• _STORED ROWS_
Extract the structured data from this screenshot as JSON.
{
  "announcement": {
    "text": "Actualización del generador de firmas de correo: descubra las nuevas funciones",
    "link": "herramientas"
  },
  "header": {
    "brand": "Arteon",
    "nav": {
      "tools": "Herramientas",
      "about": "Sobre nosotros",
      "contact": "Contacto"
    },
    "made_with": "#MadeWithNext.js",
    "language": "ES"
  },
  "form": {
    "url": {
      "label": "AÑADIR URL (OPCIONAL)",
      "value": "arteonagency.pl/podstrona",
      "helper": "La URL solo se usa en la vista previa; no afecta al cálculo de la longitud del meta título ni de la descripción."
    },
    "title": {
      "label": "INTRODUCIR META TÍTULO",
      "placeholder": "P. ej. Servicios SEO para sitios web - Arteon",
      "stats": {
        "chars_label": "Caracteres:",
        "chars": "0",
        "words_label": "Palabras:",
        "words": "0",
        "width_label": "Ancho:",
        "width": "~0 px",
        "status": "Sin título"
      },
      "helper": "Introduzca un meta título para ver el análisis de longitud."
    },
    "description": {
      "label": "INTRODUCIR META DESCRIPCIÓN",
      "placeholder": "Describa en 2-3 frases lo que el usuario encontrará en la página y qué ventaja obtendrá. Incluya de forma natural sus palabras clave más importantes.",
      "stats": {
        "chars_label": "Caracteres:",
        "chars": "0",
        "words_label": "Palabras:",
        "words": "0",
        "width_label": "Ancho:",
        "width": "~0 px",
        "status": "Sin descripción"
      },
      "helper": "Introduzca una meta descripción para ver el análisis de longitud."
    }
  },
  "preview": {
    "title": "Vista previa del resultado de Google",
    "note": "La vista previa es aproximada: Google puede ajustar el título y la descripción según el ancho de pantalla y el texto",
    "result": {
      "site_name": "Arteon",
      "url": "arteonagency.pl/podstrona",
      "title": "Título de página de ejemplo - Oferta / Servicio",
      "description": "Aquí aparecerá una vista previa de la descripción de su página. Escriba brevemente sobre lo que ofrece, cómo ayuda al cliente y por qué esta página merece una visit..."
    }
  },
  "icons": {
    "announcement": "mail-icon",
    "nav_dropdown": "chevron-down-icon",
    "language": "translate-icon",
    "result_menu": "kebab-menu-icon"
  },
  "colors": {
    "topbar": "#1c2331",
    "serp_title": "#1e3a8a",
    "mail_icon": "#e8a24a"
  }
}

• _TASK PROMPT_
Output the whole listing above again, word for word.

• _EXERCISE SOLUTION_
Extract the structured data from this screenshot as JSON.
{
  "announcement": {
    "text": "Actualización del generador de firmas de correo: descubra las nuevas funciones",
    "link": "herramientas"
  },
  "header": {
    "brand": "Arteon",
    "nav": {
      "tools": "Herramientas",
      "about": "Sobre nosotros",
      "contact": "Contacto"
    },
    "made_with": "#MadeWithNext.js",
    "language": "ES"
  },
  "form": {
    "url": {
      "label": "AÑADIR URL (OPCIONAL)",
      "value": "arteonagency.pl/podstrona",
      "helper": "La URL solo se usa en la vista previa; no afecta al cálculo de la longitud del meta título ni de la descripción."
    },
    "title": {
      "label": "INTRODUCIR META TÍTULO",
      "placeholder": "P. ej. Servicios SEO para sitios web - Arteon",
      "stats": {
        "chars_label": "Caracteres:",
        "chars": "0",
        "words_label": "Palabras:",
        "words": "0",
        "width_label": "Ancho:",
        "width": "~0 px",
        "status": "Sin título"
      },
      "helper": "Introduzca un meta título para ver el análisis de longitud."
    },
    "description": {
      "label": "INTRODUCIR META DESCRIPCIÓN",
      "placeholder": "Describa en 2-3 frases lo que el usuario encontrará en la página y qué ventaja obtendrá. Incluya de forma natural sus palabras clave más importantes.",
      "stats": {
        "chars_label": "Caracteres:",
        "chars": "0",
        "words_label": "Palabras:",
        "words": "0",
        "width_label": "Ancho:",
        "width": "~0 px",
        "status": "Sin descripción"
      },
      "helper": "Introduzca una meta descripción para ver el análisis de longitud."
    }
  },
  "preview": {
    "title": "Vista previa del resultado de Google",
    "note": "La vista previa es aproximada: Google puede ajustar el título y la descripción según el ancho de pantalla y el texto",
    "result": {
      "site_name": "Arteon",
      "url": "arteonagency.pl/podstrona",
      "title": "Título de página de ejemplo - Oferta / Servicio",
      "description": "Aquí aparecerá una vista previa de la descripción de su página. Escriba brevemente sobre lo que ofrece, cómo ayuda al cliente y por qué esta página merece una visit..."
    }
  },
  "icons": {
    "announcement": "mail-icon",
    "nav_dropdown": "chevron-down-icon",
    "language": "translate-icon",
    "result_menu": "kebab-menu-icon"
  },
  "colors": {
    "topbar": "#1c2331",
    "serp_title": "#1e3a8a",
    "mail_icon": "#e8a24a"
  }
}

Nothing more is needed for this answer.